--- Exercise description ---
Wherever the string "title" occurs in a line of these records, report that line.
+++ Records for the task
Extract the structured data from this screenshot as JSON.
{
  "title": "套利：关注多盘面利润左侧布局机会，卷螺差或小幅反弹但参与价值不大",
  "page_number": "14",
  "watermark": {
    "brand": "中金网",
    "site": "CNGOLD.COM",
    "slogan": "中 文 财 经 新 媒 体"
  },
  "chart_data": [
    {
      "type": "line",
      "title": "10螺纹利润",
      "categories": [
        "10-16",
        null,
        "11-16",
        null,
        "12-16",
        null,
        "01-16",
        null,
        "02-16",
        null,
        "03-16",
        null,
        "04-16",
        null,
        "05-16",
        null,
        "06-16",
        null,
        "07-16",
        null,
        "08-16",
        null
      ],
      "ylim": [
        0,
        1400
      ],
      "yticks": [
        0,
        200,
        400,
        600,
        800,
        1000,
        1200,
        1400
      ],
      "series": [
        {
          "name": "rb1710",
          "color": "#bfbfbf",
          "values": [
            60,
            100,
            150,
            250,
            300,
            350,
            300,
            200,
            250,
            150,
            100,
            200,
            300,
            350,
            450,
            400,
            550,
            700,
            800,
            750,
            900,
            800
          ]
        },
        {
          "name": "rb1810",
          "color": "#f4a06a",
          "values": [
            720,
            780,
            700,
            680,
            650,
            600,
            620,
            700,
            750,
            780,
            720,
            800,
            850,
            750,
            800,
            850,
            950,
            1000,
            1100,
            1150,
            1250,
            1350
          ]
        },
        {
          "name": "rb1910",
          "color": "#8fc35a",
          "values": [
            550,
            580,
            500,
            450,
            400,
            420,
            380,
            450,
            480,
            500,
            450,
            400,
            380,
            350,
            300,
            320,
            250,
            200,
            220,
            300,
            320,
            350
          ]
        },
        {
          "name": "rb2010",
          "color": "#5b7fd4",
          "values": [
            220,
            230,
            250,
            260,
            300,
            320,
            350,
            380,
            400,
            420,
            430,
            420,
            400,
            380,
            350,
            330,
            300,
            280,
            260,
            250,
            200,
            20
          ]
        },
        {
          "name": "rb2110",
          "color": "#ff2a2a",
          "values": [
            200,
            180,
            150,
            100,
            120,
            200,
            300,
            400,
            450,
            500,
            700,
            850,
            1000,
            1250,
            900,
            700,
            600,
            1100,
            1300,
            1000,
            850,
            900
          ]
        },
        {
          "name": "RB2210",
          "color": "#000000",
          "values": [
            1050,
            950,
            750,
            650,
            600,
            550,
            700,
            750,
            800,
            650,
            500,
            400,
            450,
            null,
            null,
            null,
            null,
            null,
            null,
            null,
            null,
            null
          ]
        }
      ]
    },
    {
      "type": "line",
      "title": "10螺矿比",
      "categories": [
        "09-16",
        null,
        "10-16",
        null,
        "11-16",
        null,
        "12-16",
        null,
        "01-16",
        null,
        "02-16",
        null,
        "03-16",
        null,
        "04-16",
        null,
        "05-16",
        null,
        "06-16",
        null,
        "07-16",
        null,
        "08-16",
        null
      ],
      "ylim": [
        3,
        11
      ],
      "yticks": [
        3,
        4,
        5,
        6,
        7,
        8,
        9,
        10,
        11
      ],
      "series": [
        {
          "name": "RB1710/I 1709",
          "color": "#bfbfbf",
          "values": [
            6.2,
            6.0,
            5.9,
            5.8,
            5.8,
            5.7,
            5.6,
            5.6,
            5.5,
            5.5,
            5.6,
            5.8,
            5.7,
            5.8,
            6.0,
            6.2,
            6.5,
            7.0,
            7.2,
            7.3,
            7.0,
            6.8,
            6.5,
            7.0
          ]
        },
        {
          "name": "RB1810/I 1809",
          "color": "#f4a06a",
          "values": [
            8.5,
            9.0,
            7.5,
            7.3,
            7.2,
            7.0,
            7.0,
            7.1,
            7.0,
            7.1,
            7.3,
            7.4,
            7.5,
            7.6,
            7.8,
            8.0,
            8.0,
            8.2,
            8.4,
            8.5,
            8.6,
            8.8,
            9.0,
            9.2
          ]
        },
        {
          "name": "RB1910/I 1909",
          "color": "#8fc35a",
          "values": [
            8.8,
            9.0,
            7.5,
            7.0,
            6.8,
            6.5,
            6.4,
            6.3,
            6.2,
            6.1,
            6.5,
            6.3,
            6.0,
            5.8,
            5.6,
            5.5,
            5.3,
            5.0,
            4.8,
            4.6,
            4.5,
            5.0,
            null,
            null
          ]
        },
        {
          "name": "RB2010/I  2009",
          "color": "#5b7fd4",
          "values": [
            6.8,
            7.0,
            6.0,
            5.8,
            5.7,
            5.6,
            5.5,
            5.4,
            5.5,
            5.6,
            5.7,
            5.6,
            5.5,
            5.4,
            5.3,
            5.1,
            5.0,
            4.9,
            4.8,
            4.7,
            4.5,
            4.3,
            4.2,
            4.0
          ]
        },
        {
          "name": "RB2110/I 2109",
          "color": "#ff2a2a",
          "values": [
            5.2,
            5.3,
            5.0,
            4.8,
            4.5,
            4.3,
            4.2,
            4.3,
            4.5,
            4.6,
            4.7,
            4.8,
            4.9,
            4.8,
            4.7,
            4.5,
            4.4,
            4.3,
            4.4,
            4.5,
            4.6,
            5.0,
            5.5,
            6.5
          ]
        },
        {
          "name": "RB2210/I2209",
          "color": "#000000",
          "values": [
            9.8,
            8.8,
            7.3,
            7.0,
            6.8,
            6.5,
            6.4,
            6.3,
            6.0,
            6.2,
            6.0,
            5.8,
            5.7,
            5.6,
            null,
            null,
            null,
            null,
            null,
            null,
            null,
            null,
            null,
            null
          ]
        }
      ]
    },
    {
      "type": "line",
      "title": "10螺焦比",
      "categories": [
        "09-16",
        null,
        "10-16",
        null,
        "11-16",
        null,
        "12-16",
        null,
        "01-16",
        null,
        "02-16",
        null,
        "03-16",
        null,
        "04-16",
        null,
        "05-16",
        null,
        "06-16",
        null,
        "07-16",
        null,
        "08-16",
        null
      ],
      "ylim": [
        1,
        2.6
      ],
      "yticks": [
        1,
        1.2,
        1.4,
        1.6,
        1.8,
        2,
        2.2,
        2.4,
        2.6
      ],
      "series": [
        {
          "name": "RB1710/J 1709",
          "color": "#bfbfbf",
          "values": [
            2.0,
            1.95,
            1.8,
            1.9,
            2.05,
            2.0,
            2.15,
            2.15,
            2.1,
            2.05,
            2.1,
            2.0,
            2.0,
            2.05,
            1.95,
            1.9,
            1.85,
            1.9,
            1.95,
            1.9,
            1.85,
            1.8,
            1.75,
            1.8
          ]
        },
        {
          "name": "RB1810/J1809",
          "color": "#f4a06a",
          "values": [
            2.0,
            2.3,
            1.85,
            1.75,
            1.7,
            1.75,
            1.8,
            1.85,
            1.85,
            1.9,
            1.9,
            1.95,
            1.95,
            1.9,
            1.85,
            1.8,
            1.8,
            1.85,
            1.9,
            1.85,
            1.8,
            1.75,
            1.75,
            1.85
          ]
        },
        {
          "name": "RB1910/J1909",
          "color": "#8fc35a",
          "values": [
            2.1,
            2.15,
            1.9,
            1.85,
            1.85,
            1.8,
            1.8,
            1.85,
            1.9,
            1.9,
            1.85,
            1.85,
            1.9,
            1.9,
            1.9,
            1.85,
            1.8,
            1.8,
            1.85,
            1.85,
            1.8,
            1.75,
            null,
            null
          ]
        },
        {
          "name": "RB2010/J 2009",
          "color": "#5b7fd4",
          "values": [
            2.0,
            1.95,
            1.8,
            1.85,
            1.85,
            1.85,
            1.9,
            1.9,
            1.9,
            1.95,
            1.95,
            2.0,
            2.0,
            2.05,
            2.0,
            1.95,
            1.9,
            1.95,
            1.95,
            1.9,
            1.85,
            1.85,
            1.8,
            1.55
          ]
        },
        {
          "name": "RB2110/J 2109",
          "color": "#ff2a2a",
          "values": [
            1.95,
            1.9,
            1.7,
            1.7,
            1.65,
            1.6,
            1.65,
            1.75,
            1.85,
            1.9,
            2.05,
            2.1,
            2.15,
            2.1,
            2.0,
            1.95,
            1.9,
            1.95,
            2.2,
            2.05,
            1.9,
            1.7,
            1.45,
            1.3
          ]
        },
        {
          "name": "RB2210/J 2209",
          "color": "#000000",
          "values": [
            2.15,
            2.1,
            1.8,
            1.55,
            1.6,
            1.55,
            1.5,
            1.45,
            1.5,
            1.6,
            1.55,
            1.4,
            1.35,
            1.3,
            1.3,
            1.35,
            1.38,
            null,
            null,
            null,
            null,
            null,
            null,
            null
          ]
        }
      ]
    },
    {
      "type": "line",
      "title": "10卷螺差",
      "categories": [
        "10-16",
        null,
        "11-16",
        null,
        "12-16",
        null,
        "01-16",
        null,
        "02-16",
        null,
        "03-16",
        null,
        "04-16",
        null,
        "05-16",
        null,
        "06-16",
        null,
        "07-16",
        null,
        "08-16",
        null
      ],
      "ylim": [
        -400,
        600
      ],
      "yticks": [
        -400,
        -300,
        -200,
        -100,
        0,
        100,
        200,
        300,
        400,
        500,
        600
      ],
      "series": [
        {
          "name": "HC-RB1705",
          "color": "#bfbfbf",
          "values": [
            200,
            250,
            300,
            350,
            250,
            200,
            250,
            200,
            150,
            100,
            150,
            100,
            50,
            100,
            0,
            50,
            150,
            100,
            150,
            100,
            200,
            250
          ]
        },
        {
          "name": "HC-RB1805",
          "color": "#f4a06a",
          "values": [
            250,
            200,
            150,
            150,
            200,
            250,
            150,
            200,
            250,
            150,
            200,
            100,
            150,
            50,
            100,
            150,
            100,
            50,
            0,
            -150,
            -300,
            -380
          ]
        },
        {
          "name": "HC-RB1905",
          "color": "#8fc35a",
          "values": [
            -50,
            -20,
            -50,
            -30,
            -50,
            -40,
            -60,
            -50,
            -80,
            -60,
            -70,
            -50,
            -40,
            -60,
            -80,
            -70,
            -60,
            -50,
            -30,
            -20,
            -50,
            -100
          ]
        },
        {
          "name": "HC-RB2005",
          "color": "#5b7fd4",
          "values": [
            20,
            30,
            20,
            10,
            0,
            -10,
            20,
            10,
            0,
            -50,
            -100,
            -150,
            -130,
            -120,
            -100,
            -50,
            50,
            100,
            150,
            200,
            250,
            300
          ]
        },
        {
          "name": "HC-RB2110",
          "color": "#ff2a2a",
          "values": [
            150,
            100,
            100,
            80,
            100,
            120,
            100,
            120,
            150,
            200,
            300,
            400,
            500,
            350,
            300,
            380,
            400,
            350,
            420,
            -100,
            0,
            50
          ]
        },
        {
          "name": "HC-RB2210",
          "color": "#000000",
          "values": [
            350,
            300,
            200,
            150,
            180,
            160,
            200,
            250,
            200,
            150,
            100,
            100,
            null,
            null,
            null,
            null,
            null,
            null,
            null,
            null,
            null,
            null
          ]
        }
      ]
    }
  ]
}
++++++
--- Result for this exercise ---
  "title": "套利：关注多盘面利润左侧布局机会，卷螺差或小幅反弹但参与价值不大",
      "title": "10螺纹利润",
      "title": "10螺矿比",
      "title": "10螺焦比",
      "title": "10卷螺差",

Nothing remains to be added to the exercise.